[Begin Data to use]
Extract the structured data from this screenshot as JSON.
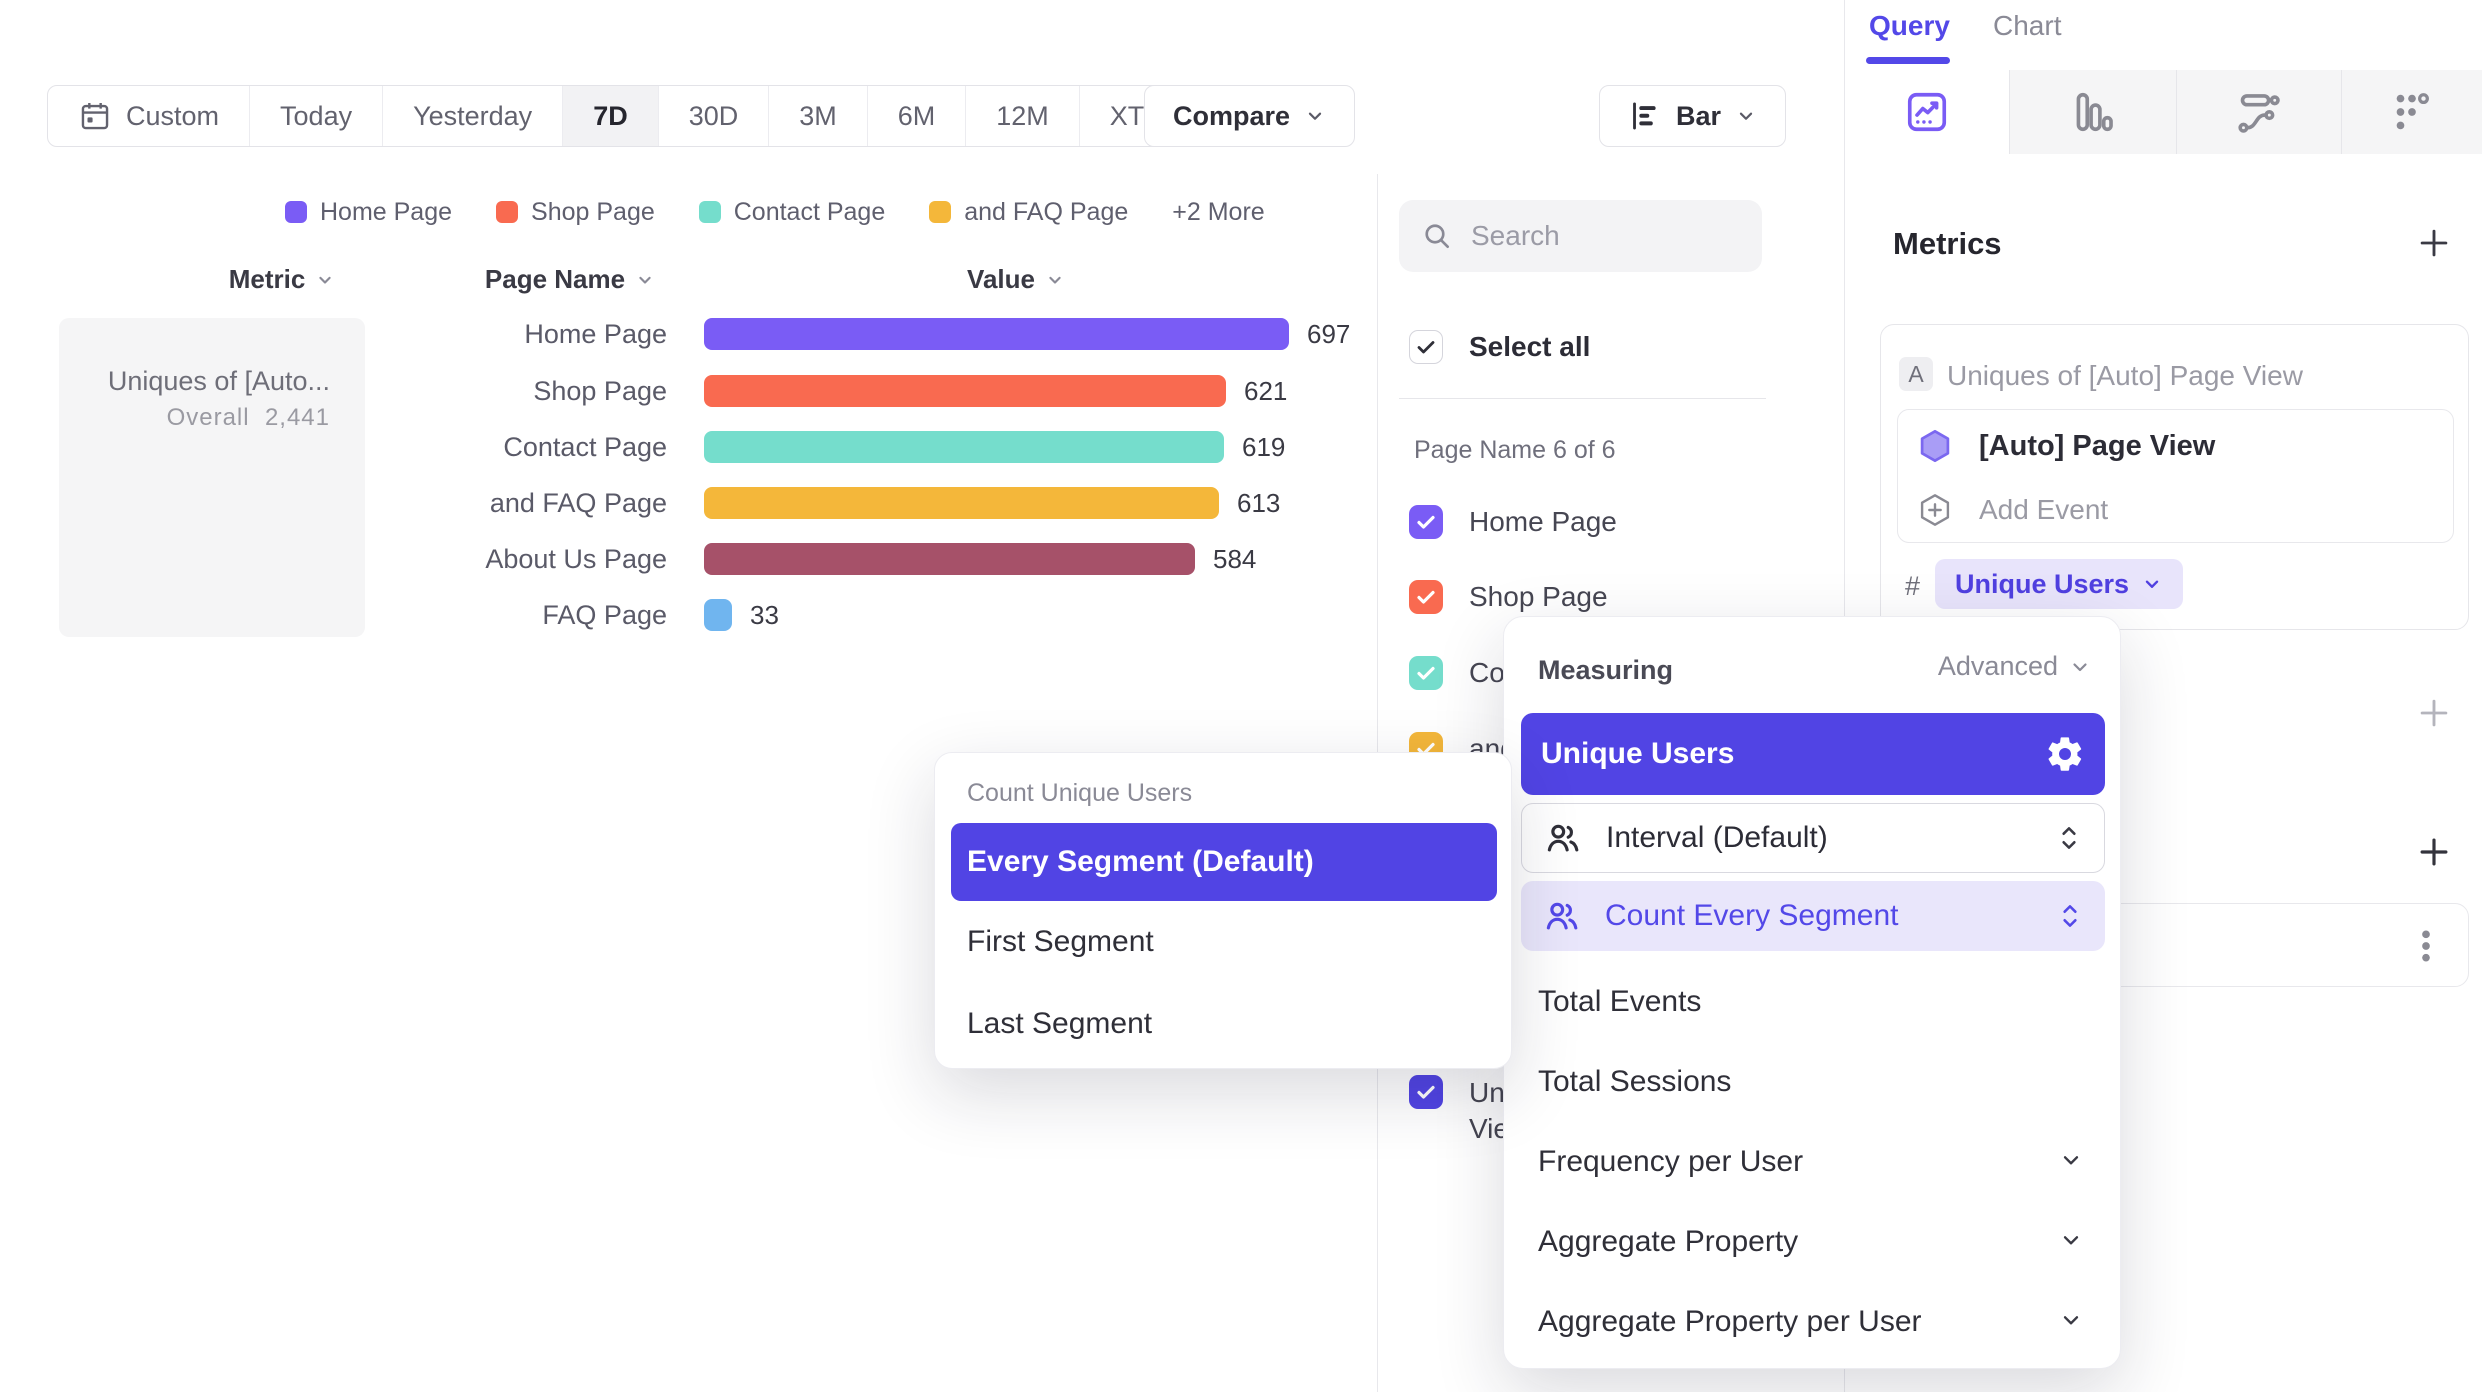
{
  "colors": {
    "accent_selected": "#5144e4",
    "accent_text": "#5348e8",
    "accent_light_bg": "#e9e6fb",
    "divider": "#e8e8ec"
  },
  "toolbar": {
    "ranges": [
      {
        "label": "Custom",
        "selected": false
      },
      {
        "label": "Today",
        "selected": false
      },
      {
        "label": "Yesterday",
        "selected": false
      },
      {
        "label": "7D",
        "selected": true
      },
      {
        "label": "30D",
        "selected": false
      },
      {
        "label": "3M",
        "selected": false
      },
      {
        "label": "6M",
        "selected": false
      },
      {
        "label": "12M",
        "selected": false
      },
      {
        "label": "XTD",
        "selected": false
      }
    ],
    "compare_label": "Compare",
    "chart_type_label": "Bar"
  },
  "legend": {
    "items": [
      {
        "label": "Home Page",
        "color": "#7a5cf5"
      },
      {
        "label": "Shop Page",
        "color": "#f96a50"
      },
      {
        "label": "Contact Page",
        "color": "#75ddcc"
      },
      {
        "label": "and FAQ Page",
        "color": "#f4b73a"
      }
    ],
    "more_label": "+2 More"
  },
  "table": {
    "metric_header": "Metric",
    "page_header": "Page Name",
    "value_header": "Value",
    "metric_title": "Uniques of [Auto...",
    "overall_label": "Overall",
    "overall_value": "2,441"
  },
  "chart_data": {
    "type": "bar",
    "orientation": "horizontal",
    "title": "Uniques of [Auto] Page View",
    "series_label": "Page Name",
    "xlabel": "Value",
    "overall_total": 2441,
    "categories": [
      "Home Page",
      "Shop Page",
      "Contact Page",
      "and FAQ Page",
      "About Us Page",
      "FAQ Page"
    ],
    "values": [
      697,
      621,
      619,
      613,
      584,
      33
    ],
    "colors": [
      "#7a5cf5",
      "#f96a50",
      "#75ddcc",
      "#f4b73a",
      "#a65169",
      "#70b5ef"
    ],
    "xlim": [
      0,
      697
    ],
    "legend_position": "top",
    "grid": false
  },
  "filter_panel": {
    "search_placeholder": "Search",
    "select_all_label": "Select all",
    "section_label": "Page Name 6 of 6",
    "items": [
      {
        "label": "Home Page",
        "color": "#7a5cf5",
        "checked": true
      },
      {
        "label": "Shop Page",
        "color": "#f96a50",
        "checked": true
      },
      {
        "label": "Contact Page",
        "color": "#75ddcc",
        "checked": true
      },
      {
        "label": "and FAQ Page",
        "color": "#f4b73a",
        "checked": true
      }
    ],
    "truncated_item": {
      "line1": "Uni",
      "line2": "Vie",
      "color": "#5144e4",
      "checked": true
    }
  },
  "query_panel": {
    "tabs": [
      {
        "label": "Query",
        "active": true
      },
      {
        "label": "Chart",
        "active": false
      }
    ],
    "report_tabs": [
      {
        "icon": "insights-icon",
        "active": true
      },
      {
        "icon": "funnels-icon",
        "active": false
      },
      {
        "icon": "flows-icon",
        "active": false
      },
      {
        "icon": "retention-icon",
        "active": false
      }
    ],
    "metrics_title": "Metrics",
    "metric_card": {
      "badge": "A",
      "title": "Uniques of [Auto] Page View",
      "event_name": "[Auto] Page View",
      "add_event_label": "Add Event",
      "hash": "#",
      "measure_label": "Unique Users"
    }
  },
  "count_dropdown": {
    "title": "Count Unique Users",
    "options": [
      {
        "label": "Every Segment (Default)",
        "selected": true
      },
      {
        "label": "First Segment",
        "selected": false
      },
      {
        "label": "Last Segment",
        "selected": false
      }
    ]
  },
  "measuring_panel": {
    "title": "Measuring",
    "advanced_label": "Advanced",
    "selected_measure": "Unique Users",
    "interval_label": "Interval (Default)",
    "segment_label": "Count Every Segment",
    "options": [
      {
        "label": "Total Events",
        "expandable": false
      },
      {
        "label": "Total Sessions",
        "expandable": false
      },
      {
        "label": "Frequency per User",
        "expandable": true
      },
      {
        "label": "Aggregate Property",
        "expandable": true
      },
      {
        "label": "Aggregate Property per User",
        "expandable": true
      }
    ]
  }
}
[End Data to use]
▶ **What is needed**
Extract every line of the data exactly; pictures stay out.

▶ **Reply**
Extract the structured data from this screenshot as JSON.
{
  "colors": {
    "accent_selected": "#5144e4",
    "accent_text": "#5348e8",
    "accent_light_bg": "#e9e6fb",
    "divider": "#e8e8ec"
  },
  "toolbar": {
    "ranges": [
      {
        "label": "Custom",
        "selected": false
      },
      {
        "label": "Today",
        "selected": false
      },
      {
        "label": "Yesterday",
        "selected": false
      },
      {
        "label": "7D",
        "selected": true
      },
      {
        "label": "30D",
        "selected": false
      },
      {
        "label": "3M",
        "selected": false
      },
      {
        "label": "6M",
        "selected": false
      },
      {
        "label": "12M",
        "selected": false
      },
      {
        "label": "XTD",
        "selected": false
      }
    ],
    "compare_label": "Compare",
    "chart_type_label": "Bar"
  },
  "legend": {
    "items": [
      {
        "label": "Home Page",
        "color": "#7a5cf5"
      },
      {
        "label": "Shop Page",
        "color": "#f96a50"
      },
      {
        "label": "Contact Page",
        "color": "#75ddcc"
      },
      {
        "label": "and FAQ Page",
        "color": "#f4b73a"
      }
    ],
    "more_label": "+2 More"
  },
  "table": {
    "metric_header": "Metric",
    "page_header": "Page Name",
    "value_header": "Value",
    "metric_title": "Uniques of [Auto...",
    "overall_label": "Overall",
    "overall_value": "2,441"
  },
  "chart_data": {
    "type": "bar",
    "orientation": "horizontal",
    "title": "Uniques of [Auto] Page View",
    "series_label": "Page Name",
    "xlabel": "Value",
    "overall_total": 2441,
    "categories": [
      "Home Page",
      "Shop Page",
      "Contact Page",
      "and FAQ Page",
      "About Us Page",
      "FAQ Page"
    ],
    "values": [
      697,
      621,
      619,
      613,
      584,
      33
    ],
    "colors": [
      "#7a5cf5",
      "#f96a50",
      "#75ddcc",
      "#f4b73a",
      "#a65169",
      "#70b5ef"
    ],
    "xlim": [
      0,
      697
    ],
    "legend_position": "top",
    "grid": false
  },
  "filter_panel": {
    "search_placeholder": "Search",
    "select_all_label": "Select all",
    "section_label": "Page Name 6 of 6",
    "items": [
      {
        "label": "Home Page",
        "color": "#7a5cf5",
        "checked": true
      },
      {
        "label": "Shop Page",
        "color": "#f96a50",
        "checked": true
      },
      {
        "label": "Contact Page",
        "color": "#75ddcc",
        "checked": true
      },
      {
        "label": "and FAQ Page",
        "color": "#f4b73a",
        "checked": true
      }
    ],
    "truncated_item": {
      "line1": "Uni",
      "line2": "Vie",
      "color": "#5144e4",
      "checked": true
    }
  },
  "query_panel": {
    "tabs": [
      {
        "label": "Query",
        "active": true
      },
      {
        "label": "Chart",
        "active": false
      }
    ],
    "report_tabs": [
      {
        "icon": "insights-icon",
        "active": true
      },
      {
        "icon": "funnels-icon",
        "active": false
      },
      {
        "icon": "flows-icon",
        "active": false
      },
      {
        "icon": "retention-icon",
        "active": false
      }
    ],
    "metrics_title": "Metrics",
    "metric_card": {
      "badge": "A",
      "title": "Uniques of [Auto] Page View",
      "event_name": "[Auto] Page View",
      "add_event_label": "Add Event",
      "hash": "#",
      "measure_label": "Unique Users"
    }
  },
  "count_dropdown": {
    "title": "Count Unique Users",
    "options": [
      {
        "label": "Every Segment (Default)",
        "selected": true
      },
      {
        "label": "First Segment",
        "selected": false
      },
      {
        "label": "Last Segment",
        "selected": false
      }
    ]
  },
  "measuring_panel": {
    "title": "Measuring",
    "advanced_label": "Advanced",
    "selected_measure": "Unique Users",
    "interval_label": "Interval (Default)",
    "segment_label": "Count Every Segment",
    "options": [
      {
        "label": "Total Events",
        "expandable": false
      },
      {
        "label": "Total Sessions",
        "expandable": false
      },
      {
        "label": "Frequency per User",
        "expandable": true
      },
      {
        "label": "Aggregate Property",
        "expandable": true
      },
      {
        "label": "Aggregate Property per User",
        "expandable": true
      }
    ]
  }
}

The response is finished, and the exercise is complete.